• Objective:
Extract every line of the rows below and reproduce each one character for character, without any changes.

• Data for the task:
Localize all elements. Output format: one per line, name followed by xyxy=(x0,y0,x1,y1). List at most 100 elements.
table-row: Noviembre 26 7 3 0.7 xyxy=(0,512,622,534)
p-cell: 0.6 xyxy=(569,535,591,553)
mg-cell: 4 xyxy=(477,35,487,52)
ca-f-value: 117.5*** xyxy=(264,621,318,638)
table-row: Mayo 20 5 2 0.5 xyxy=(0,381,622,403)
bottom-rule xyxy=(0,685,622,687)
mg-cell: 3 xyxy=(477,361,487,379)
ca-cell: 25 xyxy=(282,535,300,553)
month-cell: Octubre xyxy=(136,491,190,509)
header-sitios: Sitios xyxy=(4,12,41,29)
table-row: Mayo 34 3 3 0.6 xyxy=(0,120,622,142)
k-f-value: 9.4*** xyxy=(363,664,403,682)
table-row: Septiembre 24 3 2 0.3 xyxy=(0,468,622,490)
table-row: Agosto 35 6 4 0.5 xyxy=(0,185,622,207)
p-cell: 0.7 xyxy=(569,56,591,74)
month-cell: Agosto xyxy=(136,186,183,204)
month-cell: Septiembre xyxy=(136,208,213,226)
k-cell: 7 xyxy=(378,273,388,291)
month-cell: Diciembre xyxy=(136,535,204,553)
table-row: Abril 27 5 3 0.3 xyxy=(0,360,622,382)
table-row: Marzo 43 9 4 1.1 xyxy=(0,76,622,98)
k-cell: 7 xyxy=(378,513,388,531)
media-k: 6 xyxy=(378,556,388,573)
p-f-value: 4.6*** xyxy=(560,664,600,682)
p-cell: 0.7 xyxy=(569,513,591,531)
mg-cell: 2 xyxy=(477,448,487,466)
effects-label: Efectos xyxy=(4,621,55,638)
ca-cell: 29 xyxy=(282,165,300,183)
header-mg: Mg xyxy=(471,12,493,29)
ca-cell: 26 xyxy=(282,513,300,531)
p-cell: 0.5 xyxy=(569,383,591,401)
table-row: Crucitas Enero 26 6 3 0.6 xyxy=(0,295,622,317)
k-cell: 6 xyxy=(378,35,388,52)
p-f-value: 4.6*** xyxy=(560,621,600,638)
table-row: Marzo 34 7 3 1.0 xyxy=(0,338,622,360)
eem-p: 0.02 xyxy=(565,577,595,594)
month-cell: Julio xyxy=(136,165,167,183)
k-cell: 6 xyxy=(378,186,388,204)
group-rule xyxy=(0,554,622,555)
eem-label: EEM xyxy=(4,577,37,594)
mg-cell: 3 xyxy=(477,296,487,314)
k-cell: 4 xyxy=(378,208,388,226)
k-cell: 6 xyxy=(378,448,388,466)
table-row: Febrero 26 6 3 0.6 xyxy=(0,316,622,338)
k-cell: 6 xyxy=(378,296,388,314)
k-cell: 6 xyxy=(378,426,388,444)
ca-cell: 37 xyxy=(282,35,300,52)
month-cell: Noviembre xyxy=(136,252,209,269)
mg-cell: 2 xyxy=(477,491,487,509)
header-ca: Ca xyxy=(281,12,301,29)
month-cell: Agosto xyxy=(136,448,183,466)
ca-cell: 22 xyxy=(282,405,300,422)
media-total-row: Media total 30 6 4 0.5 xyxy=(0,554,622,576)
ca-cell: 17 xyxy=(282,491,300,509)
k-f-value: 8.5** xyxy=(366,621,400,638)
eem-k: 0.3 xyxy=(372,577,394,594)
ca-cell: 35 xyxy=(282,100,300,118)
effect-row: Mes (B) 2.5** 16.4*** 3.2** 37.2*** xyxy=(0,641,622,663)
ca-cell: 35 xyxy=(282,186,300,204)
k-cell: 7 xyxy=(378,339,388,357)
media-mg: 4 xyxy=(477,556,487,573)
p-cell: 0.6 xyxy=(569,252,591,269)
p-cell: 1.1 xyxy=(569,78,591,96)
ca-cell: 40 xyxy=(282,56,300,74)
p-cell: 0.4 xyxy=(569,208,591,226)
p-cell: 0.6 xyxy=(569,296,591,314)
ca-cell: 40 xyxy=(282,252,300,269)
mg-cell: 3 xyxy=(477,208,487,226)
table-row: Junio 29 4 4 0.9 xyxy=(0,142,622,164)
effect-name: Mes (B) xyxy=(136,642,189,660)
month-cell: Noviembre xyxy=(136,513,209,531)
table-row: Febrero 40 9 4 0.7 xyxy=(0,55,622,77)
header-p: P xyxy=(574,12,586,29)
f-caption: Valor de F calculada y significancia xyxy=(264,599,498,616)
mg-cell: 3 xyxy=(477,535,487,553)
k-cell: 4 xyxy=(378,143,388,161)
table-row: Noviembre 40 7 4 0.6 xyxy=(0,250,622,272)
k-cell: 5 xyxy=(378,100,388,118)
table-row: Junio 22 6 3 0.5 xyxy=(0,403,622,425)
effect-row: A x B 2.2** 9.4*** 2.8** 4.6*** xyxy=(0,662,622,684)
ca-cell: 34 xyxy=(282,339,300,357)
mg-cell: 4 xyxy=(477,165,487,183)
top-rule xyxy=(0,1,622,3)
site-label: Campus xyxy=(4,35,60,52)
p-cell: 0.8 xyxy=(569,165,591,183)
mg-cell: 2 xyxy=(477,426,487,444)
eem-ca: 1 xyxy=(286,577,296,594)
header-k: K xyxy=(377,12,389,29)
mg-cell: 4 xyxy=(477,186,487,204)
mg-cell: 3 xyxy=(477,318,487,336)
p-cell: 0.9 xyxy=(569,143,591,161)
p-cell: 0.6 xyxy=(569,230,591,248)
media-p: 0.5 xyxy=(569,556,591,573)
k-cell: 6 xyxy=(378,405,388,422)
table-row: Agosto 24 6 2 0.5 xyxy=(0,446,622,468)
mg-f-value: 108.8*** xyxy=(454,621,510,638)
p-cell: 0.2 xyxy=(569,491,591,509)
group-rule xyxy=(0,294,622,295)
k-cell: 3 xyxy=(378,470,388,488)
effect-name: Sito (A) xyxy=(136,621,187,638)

• Task solution:
Localize all elements. Output format: one per line, name followed by xyxy=(x0,y0,x1,y1). List at most 100 elements.
table-row: Noviembre 26 7 3 0.7 xyxy=(0,512,622,534)
p-cell: 0.6 xyxy=(569,535,591,553)
mg-cell: 4 xyxy=(477,35,487,52)
ca-f-value: 117.5*** xyxy=(264,621,318,638)
table-row: Mayo 20 5 2 0.5 xyxy=(0,381,622,403)
bottom-rule xyxy=(0,685,622,687)
mg-cell: 3 xyxy=(477,361,487,379)
ca-cell: 25 xyxy=(282,535,300,553)
month-cell: Octubre xyxy=(136,491,190,509)
header-sitios: Sitios xyxy=(4,12,41,29)
table-row: Mayo 34 3 3 0.6 xyxy=(0,120,622,142)
k-f-value: 9.4*** xyxy=(363,664,403,682)
table-row: Septiembre 24 3 2 0.3 xyxy=(0,468,622,490)
table-row: Agosto 35 6 4 0.5 xyxy=(0,185,622,207)
p-cell: 0.7 xyxy=(569,56,591,74)
month-cell: Agosto xyxy=(136,186,183,204)
month-cell: Septiembre xyxy=(136,208,213,226)
k-cell: 7 xyxy=(378,273,388,291)
month-cell: Diciembre xyxy=(136,535,204,553)
table-row: Abril 27 5 3 0.3 xyxy=(0,360,622,382)
table-row: Marzo 43 9 4 1.1 xyxy=(0,76,622,98)
k-cell: 7 xyxy=(378,513,388,531)
media-k: 6 xyxy=(378,556,388,573)
p-f-value: 4.6*** xyxy=(560,664,600,682)
p-cell: 0.7 xyxy=(569,513,591,531)
mg-cell: 2 xyxy=(477,448,487,466)
effects-label: Efectos xyxy=(4,621,55,638)
ca-cell: 29 xyxy=(282,165,300,183)
header-mg: Mg xyxy=(471,12,493,29)
ca-cell: 26 xyxy=(282,513,300,531)
p-cell: 0.5 xyxy=(569,383,591,401)
table-row: Crucitas Enero 26 6 3 0.6 xyxy=(0,295,622,317)
k-cell: 6 xyxy=(378,35,388,52)
p-f-value: 4.6*** xyxy=(560,621,600,638)
table-row: Marzo 34 7 3 1.0 xyxy=(0,338,622,360)
eem-p: 0.02 xyxy=(565,577,595,594)
month-cell: Julio xyxy=(136,165,167,183)
k-cell: 6 xyxy=(378,186,388,204)
group-rule xyxy=(0,554,622,555)
eem-label: EEM xyxy=(4,577,37,594)
mg-cell: 3 xyxy=(477,296,487,314)
k-cell: 4 xyxy=(378,208,388,226)
k-cell: 6 xyxy=(378,448,388,466)
table-row: Febrero 26 6 3 0.6 xyxy=(0,316,622,338)
k-cell: 6 xyxy=(378,296,388,314)
k-cell: 6 xyxy=(378,426,388,444)
ca-cell: 37 xyxy=(282,35,300,52)
month-cell: Noviembre xyxy=(136,252,209,269)
mg-cell: 2 xyxy=(477,491,487,509)
header-ca: Ca xyxy=(281,12,301,29)
month-cell: Agosto xyxy=(136,448,183,466)
ca-cell: 22 xyxy=(282,405,300,422)
media-total-row: Media total 30 6 4 0.5 xyxy=(0,554,622,576)
ca-cell: 17 xyxy=(282,491,300,509)
k-f-value: 8.5** xyxy=(366,621,400,638)
eem-k: 0.3 xyxy=(372,577,394,594)
ca-cell: 35 xyxy=(282,100,300,118)
effect-row: Mes (B) 2.5** 16.4*** 3.2** 37.2*** xyxy=(0,641,622,663)
ca-cell: 35 xyxy=(282,186,300,204)
k-cell: 7 xyxy=(378,339,388,357)
media-mg: 4 xyxy=(477,556,487,573)
p-cell: 0.6 xyxy=(569,252,591,269)
p-cell: 1.1 xyxy=(569,78,591,96)
ca-cell: 40 xyxy=(282,56,300,74)
p-cell: 0.4 xyxy=(569,208,591,226)
p-cell: 0.6 xyxy=(569,296,591,314)
ca-cell: 40 xyxy=(282,252,300,269)
mg-cell: 3 xyxy=(477,208,487,226)
table-row: Junio 29 4 4 0.9 xyxy=(0,142,622,164)
effect-name: Mes (B) xyxy=(136,642,189,660)
month-cell: Noviembre xyxy=(136,513,209,531)
table-row: Febrero 40 9 4 0.7 xyxy=(0,55,622,77)
header-p: P xyxy=(574,12,586,29)
f-caption: Valor de F calculada y significancia xyxy=(264,599,498,616)
mg-cell: 3 xyxy=(477,535,487,553)
k-cell: 4 xyxy=(378,143,388,161)
table-row: Noviembre 40 7 4 0.6 xyxy=(0,250,622,272)
k-cell: 5 xyxy=(378,100,388,118)
table-row: Junio 22 6 3 0.5 xyxy=(0,403,622,425)
effect-row: A x B 2.2** 9.4*** 2.8** 4.6*** xyxy=(0,662,622,684)
ca-cell: 34 xyxy=(282,339,300,357)
mg-cell: 4 xyxy=(477,165,487,183)
top-rule xyxy=(0,1,622,3)
site-label: Campus xyxy=(4,35,60,52)
p-cell: 0.8 xyxy=(569,165,591,183)
mg-cell: 2 xyxy=(477,426,487,444)
eem-ca: 1 xyxy=(286,577,296,594)
header-k: K xyxy=(377,12,389,29)
mg-cell: 4 xyxy=(477,186,487,204)
mg-cell: 3 xyxy=(477,318,487,336)
p-cell: 0.9 xyxy=(569,143,591,161)
p-cell: 0.6 xyxy=(569,230,591,248)
media-p: 0.5 xyxy=(569,556,591,573)
k-cell: 6 xyxy=(378,405,388,422)
table-row: Agosto 24 6 2 0.5 xyxy=(0,446,622,468)
mg-f-value: 108.8*** xyxy=(454,621,510,638)
p-cell: 0.2 xyxy=(569,491,591,509)
group-rule xyxy=(0,294,622,295)
k-cell: 3 xyxy=(378,470,388,488)
effect-name: Sito (A) xyxy=(136,621,187,638)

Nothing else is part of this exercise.